Saved entries:

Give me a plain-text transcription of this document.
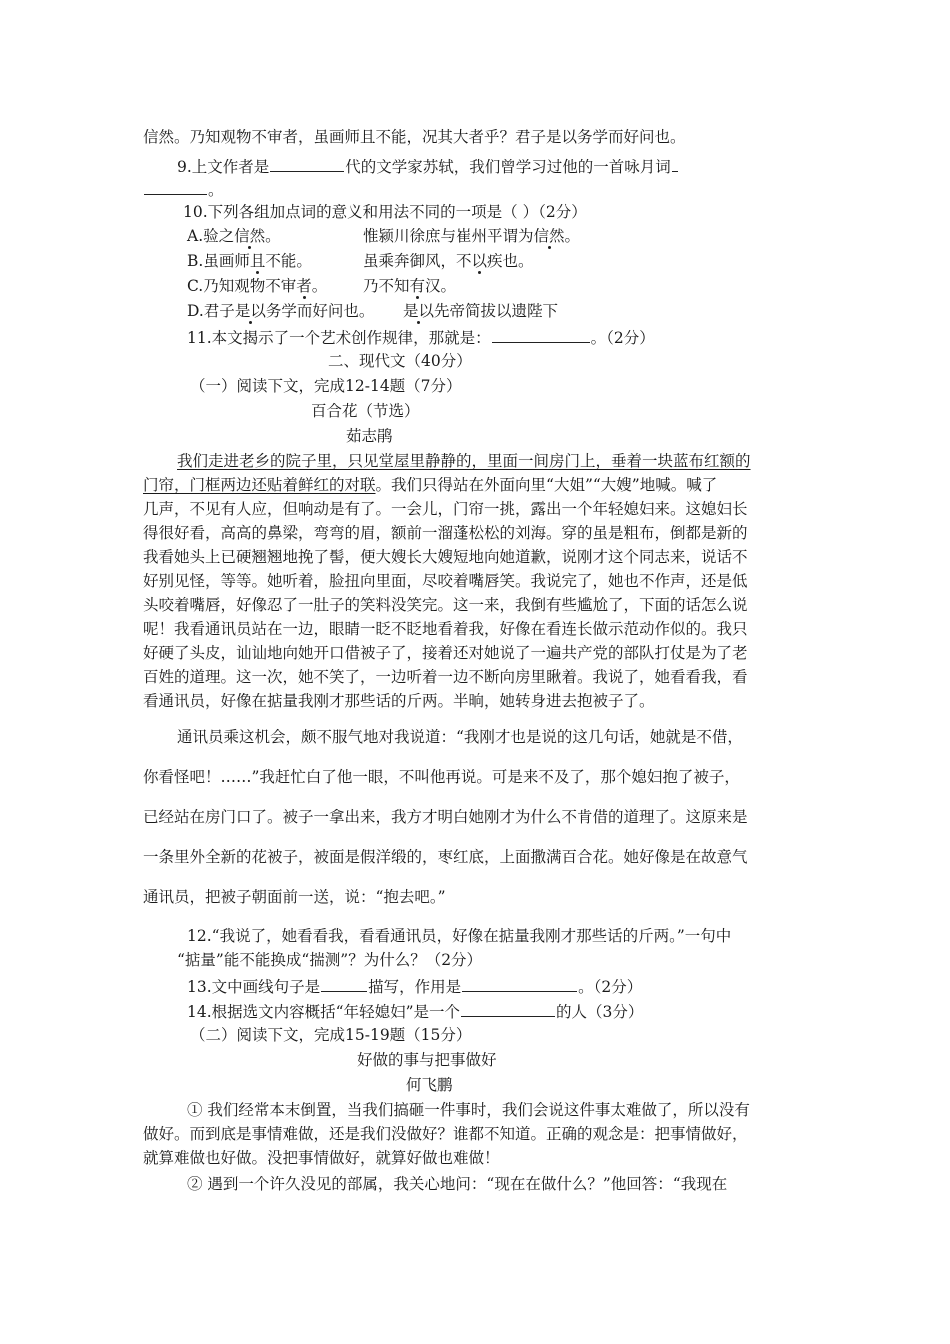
信然。乃知观物不审者，虽画师且不能，况其大者乎？君子是以务学而好问也。
9.上文作者是	代的文学家苏轼，我们曾学习过他的一首咏月词
。
10.下列各组加点词的意义和用法不同的一项是（ ）（2分）
A.验之信然。	惟颍川徐庶与崔州平谓为信然。
B.虽画师且不能。	虽乘奔御风，不以疾也。
C.乃知观物不审者。 乃不知有汉。
D.君子是以务学而好问也。 是以先帝简拔以遗陛下
11.本文揭示了一个艺术创作规律，那就是：	。（2分）
二、现代文（40分）
（一）阅读下文，完成12-14题（7分）
百合花（节选）
茹志鹃
我们走进老乡的院子里，只见堂屋里静静的，里面一间房门上，垂着一块蓝布红额的
门帘，门框两边还贴着鲜红的对联。我们只得站在外面向里“大姐”“大嫂”地喊。喊了
几声，不见有人应，但响动是有了。一会儿，门帘一挑，露出一个年轻媳妇来。这媳妇长
得很好看，高高的鼻梁，弯弯的眉，额前一溜蓬松松的刘海。穿的虽是粗布，倒都是新的
我看她头上已硬翘翘地挽了髻，便大嫂长大嫂短地向她道歉，说刚才这个同志来，说话不
好别见怪，等等。她听着，脸扭向里面，尽咬着嘴唇笑。我说完了，她也不作声，还是低
头咬着嘴唇，好像忍了一肚子的笑料没笑完。这一来，我倒有些尴尬了，下面的话怎么说
呢！我看通讯员站在一边，眼睛一眨不眨地看着我，好像在看连长做示范动作似的。我只
好硬了头皮，讪讪地向她开口借被子了，接着还对她说了一遍共产党的部队打仗是为了老
百姓的道理。这一次，她不笑了，一边听着一边不断向房里瞅着。我说了，她看看我，看
看通讯员，好像在掂量我刚才那些话的斤两。半晌，她转身进去抱被子了。
通讯员乘这机会，颇不服气地对我说道：“我刚才也是说的这几句话，她就是不借，
你看怪吧！……”我赶忙白了他一眼，不叫他再说。可是来不及了，那个媳妇抱了被子，
已经站在房门口了。被子一拿出来，我方才明白她刚才为什么不肯借的道理了。这原来是
一条里外全新的花被子，被面是假洋缎的，枣红底，上面撒满百合花。她好像是在故意气
通讯员，把被子朝面前一送，说：“抱去吧。”
12.“我说了，她看看我，看看通讯员，好像在掂量我刚才那些话的斤两。”一句中
“掂量”能不能换成“揣测”？为什么？（2分）
13.文中画线句子是	描写，作用是	。（2分）
14.根据选文内容概括“年轻媳妇”是一个	的人（3分）
（二）阅读下文，完成15-19题（15分）
好做的事与把事做好
何飞鹏
① 我们经常本末倒置，当我们搞砸一件事时，我们会说这件事太难做了，所以没有
做好。而到底是事情难做，还是我们没做好？谁都不知道。正确的观念是：把事情做好，
就算难做也好做。没把事情做好，就算好做也难做！
② 遇到一个许久没见的部属，我关心地问：“现在在做什么？”他回答：“我现在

Instructions to follow: Exactly how many lines contain "乃知观物不审者"? State the number and nothing else.

Full answer: 2